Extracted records
····················

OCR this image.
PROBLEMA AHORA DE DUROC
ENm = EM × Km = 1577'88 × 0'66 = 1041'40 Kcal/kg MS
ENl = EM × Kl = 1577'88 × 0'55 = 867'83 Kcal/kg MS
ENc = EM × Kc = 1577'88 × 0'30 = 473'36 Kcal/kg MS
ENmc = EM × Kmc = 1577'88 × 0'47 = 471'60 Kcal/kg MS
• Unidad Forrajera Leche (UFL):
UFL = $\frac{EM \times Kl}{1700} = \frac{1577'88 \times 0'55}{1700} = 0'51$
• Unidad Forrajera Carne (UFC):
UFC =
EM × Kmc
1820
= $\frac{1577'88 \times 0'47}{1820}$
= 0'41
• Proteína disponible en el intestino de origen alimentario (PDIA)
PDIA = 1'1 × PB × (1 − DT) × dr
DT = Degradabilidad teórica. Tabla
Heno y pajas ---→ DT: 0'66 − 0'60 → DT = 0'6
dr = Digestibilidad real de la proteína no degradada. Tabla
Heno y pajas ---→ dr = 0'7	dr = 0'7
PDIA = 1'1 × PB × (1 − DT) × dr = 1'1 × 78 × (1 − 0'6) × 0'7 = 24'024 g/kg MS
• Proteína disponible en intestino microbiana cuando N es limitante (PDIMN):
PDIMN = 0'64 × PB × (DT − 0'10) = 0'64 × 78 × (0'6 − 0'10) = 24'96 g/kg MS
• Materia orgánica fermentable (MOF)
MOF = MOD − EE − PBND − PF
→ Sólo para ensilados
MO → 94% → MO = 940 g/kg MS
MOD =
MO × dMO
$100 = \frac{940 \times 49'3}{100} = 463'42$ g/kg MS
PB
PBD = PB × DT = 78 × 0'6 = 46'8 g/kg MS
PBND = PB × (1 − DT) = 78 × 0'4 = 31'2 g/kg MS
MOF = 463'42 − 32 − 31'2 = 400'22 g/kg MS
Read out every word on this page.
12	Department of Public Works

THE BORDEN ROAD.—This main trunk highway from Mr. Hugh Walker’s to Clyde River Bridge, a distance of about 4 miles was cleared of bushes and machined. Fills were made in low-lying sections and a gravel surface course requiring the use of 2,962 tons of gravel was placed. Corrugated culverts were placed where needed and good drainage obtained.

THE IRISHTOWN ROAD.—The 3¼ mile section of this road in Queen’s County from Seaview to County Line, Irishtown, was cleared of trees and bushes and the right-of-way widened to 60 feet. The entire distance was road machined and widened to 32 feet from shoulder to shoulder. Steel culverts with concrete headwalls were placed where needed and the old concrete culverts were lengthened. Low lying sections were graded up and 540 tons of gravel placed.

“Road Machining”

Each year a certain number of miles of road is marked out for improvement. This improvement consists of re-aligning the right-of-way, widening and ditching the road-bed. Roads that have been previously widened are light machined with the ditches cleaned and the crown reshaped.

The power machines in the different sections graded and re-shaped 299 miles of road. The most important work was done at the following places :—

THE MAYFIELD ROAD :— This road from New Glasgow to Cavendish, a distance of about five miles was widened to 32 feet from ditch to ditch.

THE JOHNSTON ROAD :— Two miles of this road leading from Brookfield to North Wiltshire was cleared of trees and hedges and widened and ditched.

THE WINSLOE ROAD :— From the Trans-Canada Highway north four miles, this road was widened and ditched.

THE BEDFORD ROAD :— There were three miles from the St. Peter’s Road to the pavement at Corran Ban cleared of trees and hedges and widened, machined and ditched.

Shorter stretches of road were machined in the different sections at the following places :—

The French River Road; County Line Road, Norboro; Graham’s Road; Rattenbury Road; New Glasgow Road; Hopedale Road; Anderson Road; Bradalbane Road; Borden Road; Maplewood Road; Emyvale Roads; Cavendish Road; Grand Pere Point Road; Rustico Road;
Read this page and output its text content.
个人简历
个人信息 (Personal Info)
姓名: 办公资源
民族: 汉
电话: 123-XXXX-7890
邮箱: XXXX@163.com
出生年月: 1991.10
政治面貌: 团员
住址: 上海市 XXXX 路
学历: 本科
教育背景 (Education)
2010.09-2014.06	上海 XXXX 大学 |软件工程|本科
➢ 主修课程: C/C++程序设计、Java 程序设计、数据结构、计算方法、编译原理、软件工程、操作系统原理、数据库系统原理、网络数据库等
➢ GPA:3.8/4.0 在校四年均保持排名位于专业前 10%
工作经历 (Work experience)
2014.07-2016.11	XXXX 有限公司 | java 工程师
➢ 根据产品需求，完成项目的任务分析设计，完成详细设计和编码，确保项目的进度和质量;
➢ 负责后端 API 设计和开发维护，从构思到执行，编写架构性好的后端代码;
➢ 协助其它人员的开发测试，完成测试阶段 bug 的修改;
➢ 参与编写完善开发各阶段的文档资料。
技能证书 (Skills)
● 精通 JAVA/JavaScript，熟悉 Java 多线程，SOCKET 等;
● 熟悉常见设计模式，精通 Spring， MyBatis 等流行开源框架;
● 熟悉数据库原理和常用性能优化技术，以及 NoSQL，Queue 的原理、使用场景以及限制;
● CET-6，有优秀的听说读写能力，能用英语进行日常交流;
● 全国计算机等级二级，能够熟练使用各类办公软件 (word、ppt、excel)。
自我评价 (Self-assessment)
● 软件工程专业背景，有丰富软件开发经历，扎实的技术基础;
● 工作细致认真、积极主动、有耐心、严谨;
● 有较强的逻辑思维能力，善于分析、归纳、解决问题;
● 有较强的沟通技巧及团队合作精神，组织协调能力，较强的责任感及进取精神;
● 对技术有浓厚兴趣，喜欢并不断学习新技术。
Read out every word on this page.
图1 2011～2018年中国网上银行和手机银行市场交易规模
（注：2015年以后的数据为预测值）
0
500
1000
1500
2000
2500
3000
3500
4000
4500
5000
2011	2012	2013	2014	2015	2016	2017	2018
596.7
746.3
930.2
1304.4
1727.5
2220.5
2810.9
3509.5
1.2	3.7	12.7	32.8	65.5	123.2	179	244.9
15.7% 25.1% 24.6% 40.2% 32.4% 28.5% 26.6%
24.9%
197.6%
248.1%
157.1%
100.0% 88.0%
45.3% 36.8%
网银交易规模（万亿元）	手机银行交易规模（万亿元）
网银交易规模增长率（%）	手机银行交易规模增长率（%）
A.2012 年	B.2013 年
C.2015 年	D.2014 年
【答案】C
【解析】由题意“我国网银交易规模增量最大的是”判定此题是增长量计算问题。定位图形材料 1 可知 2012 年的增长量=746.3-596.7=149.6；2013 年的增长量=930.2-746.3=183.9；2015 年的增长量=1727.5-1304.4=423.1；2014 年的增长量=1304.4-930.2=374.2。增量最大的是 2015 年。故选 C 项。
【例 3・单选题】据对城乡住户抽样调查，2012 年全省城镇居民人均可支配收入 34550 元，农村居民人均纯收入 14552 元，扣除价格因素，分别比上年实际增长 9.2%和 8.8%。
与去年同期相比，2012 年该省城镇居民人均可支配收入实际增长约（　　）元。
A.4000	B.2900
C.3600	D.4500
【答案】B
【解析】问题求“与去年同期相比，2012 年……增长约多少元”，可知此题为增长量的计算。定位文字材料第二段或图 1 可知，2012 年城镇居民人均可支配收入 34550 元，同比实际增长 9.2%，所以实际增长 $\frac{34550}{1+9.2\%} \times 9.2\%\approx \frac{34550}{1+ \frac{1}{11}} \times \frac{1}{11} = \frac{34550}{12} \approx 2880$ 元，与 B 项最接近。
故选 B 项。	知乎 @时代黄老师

····················

• Required task: Repeat the records above exactly, from the first line to the last.

• Exercise result:
OCR this image.
PROBLEMA AHORA DE DUROC
ENm = EM × Km = 1577'88 × 0'66 = 1041'40 Kcal/kg MS
ENl = EM × Kl = 1577'88 × 0'55 = 867'83 Kcal/kg MS
ENc = EM × Kc = 1577'88 × 0'30 = 473'36 Kcal/kg MS
ENmc = EM × Kmc = 1577'88 × 0'47 = 471'60 Kcal/kg MS
• Unidad Forrajera Leche (UFL):
UFL = $\frac{EM \times Kl}{1700} = \frac{1577'88 \times 0'55}{1700} = 0'51$
• Unidad Forrajera Carne (UFC):
UFC =
EM × Kmc
1820
= $\frac{1577'88 \times 0'47}{1820}$
= 0'41
• Proteína disponible en el intestino de origen alimentario (PDIA)
PDIA = 1'1 × PB × (1 − DT) × dr
DT = Degradabilidad teórica. Tabla
Heno y pajas ---→ DT: 0'66 − 0'60 → DT = 0'6
dr = Digestibilidad real de la proteína no degradada. Tabla
Heno y pajas ---→ dr = 0'7	dr = 0'7
PDIA = 1'1 × PB × (1 − DT) × dr = 1'1 × 78 × (1 − 0'6) × 0'7 = 24'024 g/kg MS
• Proteína disponible en intestino microbiana cuando N es limitante (PDIMN):
PDIMN = 0'64 × PB × (DT − 0'10) = 0'64 × 78 × (0'6 − 0'10) = 24'96 g/kg MS
• Materia orgánica fermentable (MOF)
MOF = MOD − EE − PBND − PF
→ Sólo para ensilados
MO → 94% → MO = 940 g/kg MS
MOD =
MO × dMO
$100 = \frac{940 \times 49'3}{100} = 463'42$ g/kg MS
PB
PBD = PB × DT = 78 × 0'6 = 46'8 g/kg MS
PBND = PB × (1 − DT) = 78 × 0'4 = 31'2 g/kg MS
MOF = 463'42 − 32 − 31'2 = 400'22 g/kg MS
Read out every word on this page.
12	Department of Public Works

THE BORDEN ROAD.—This main trunk highway from Mr. Hugh Walker’s to Clyde River Bridge, a distance of about 4 miles was cleared of bushes and machined. Fills were made in low-lying sections and a gravel surface course requiring the use of 2,962 tons of gravel was placed. Corrugated culverts were placed where needed and good drainage obtained.

THE IRISHTOWN ROAD.—The 3¼ mile section of this road in Queen’s County from Seaview to County Line, Irishtown, was cleared of trees and bushes and the right-of-way widened to 60 feet. The entire distance was road machined and widened to 32 feet from shoulder to shoulder. Steel culverts with concrete headwalls were placed where needed and the old concrete culverts were lengthened. Low lying sections were graded up and 540 tons of gravel placed.

“Road Machining”

Each year a certain number of miles of road is marked out for improvement. This improvement consists of re-aligning the right-of-way, widening and ditching the road-bed. Roads that have been previously widened are light machined with the ditches cleaned and the crown reshaped.

The power machines in the different sections graded and re-shaped 299 miles of road. The most important work was done at the following places :—

THE MAYFIELD ROAD :— This road from New Glasgow to Cavendish, a distance of about five miles was widened to 32 feet from ditch to ditch.

THE JOHNSTON ROAD :— Two miles of this road leading from Brookfield to North Wiltshire was cleared of trees and hedges and widened and ditched.

THE WINSLOE ROAD :— From the Trans-Canada Highway north four miles, this road was widened and ditched.

THE BEDFORD ROAD :— There were three miles from the St. Peter’s Road to the pavement at Corran Ban cleared of trees and hedges and widened, machined and ditched.

Shorter stretches of road were machined in the different sections at the following places :—

The French River Road; County Line Road, Norboro; Graham’s Road; Rattenbury Road; New Glasgow Road; Hopedale Road; Anderson Road; Bradalbane Road; Borden Road; Maplewood Road; Emyvale Roads; Cavendish Road; Grand Pere Point Road; Rustico Road;
Read this page and output its text content.
个人简历
个人信息 (Personal Info)
姓名: 办公资源
民族: 汉
电话: 123-XXXX-7890
邮箱: XXXX@163.com
出生年月: 1991.10
政治面貌: 团员
住址: 上海市 XXXX 路
学历: 本科
教育背景 (Education)
2010.09-2014.06	上海 XXXX 大学 |软件工程|本科
➢ 主修课程: C/C++程序设计、Java 程序设计、数据结构、计算方法、编译原理、软件工程、操作系统原理、数据库系统原理、网络数据库等
➢ GPA:3.8/4.0 在校四年均保持排名位于专业前 10%
工作经历 (Work experience)
2014.07-2016.11	XXXX 有限公司 | java 工程师
➢ 根据产品需求，完成项目的任务分析设计，完成详细设计和编码，确保项目的进度和质量;
➢ 负责后端 API 设计和开发维护，从构思到执行，编写架构性好的后端代码;
➢ 协助其它人员的开发测试，完成测试阶段 bug 的修改;
➢ 参与编写完善开发各阶段的文档资料。
技能证书 (Skills)
● 精通 JAVA/JavaScript，熟悉 Java 多线程，SOCKET 等;
● 熟悉常见设计模式，精通 Spring， MyBatis 等流行开源框架;
● 熟悉数据库原理和常用性能优化技术，以及 NoSQL，Queue 的原理、使用场景以及限制;
● CET-6，有优秀的听说读写能力，能用英语进行日常交流;
● 全国计算机等级二级，能够熟练使用各类办公软件 (word、ppt、excel)。
自我评价 (Self-assessment)
● 软件工程专业背景，有丰富软件开发经历，扎实的技术基础;
● 工作细致认真、积极主动、有耐心、严谨;
● 有较强的逻辑思维能力，善于分析、归纳、解决问题;
● 有较强的沟通技巧及团队合作精神，组织协调能力，较强的责任感及进取精神;
● 对技术有浓厚兴趣，喜欢并不断学习新技术。
Read out every word on this page.
图1 2011～2018年中国网上银行和手机银行市场交易规模
（注：2015年以后的数据为预测值）
0
500
1000
1500
2000
2500
3000
3500
4000
4500
5000
2011	2012	2013	2014	2015	2016	2017	2018
596.7
746.3
930.2
1304.4
1727.5
2220.5
2810.9
3509.5
1.2	3.7	12.7	32.8	65.5	123.2	179	244.9
15.7% 25.1% 24.6% 40.2% 32.4% 28.5% 26.6%
24.9%
197.6%
248.1%
157.1%
100.0% 88.0%
45.3% 36.8%
网银交易规模（万亿元）	手机银行交易规模（万亿元）
网银交易规模增长率（%）	手机银行交易规模增长率（%）
A.2012 年	B.2013 年
C.2015 年	D.2014 年
【答案】C
【解析】由题意“我国网银交易规模增量最大的是”判定此题是增长量计算问题。定位图形材料 1 可知 2012 年的增长量=746.3-596.7=149.6；2013 年的增长量=930.2-746.3=183.9；2015 年的增长量=1727.5-1304.4=423.1；2014 年的增长量=1304.4-930.2=374.2。增量最大的是 2015 年。故选 C 项。
【例 3・单选题】据对城乡住户抽样调查，2012 年全省城镇居民人均可支配收入 34550 元，农村居民人均纯收入 14552 元，扣除价格因素，分别比上年实际增长 9.2%和 8.8%。
与去年同期相比，2012 年该省城镇居民人均可支配收入实际增长约（　　）元。
A.4000	B.2900
C.3600	D.4500
【答案】B
【解析】问题求“与去年同期相比，2012 年……增长约多少元”，可知此题为增长量的计算。定位文字材料第二段或图 1 可知，2012 年城镇居民人均可支配收入 34550 元，同比实际增长 9.2%，所以实际增长 $\frac{34550}{1+9.2\%} \times 9.2\%\approx \frac{34550}{1+ \frac{1}{11}} \times \frac{1}{11} = \frac{34550}{12} \approx 2880$ 元，与 B 项最接近。
故选 B 项。	知乎 @时代黄老师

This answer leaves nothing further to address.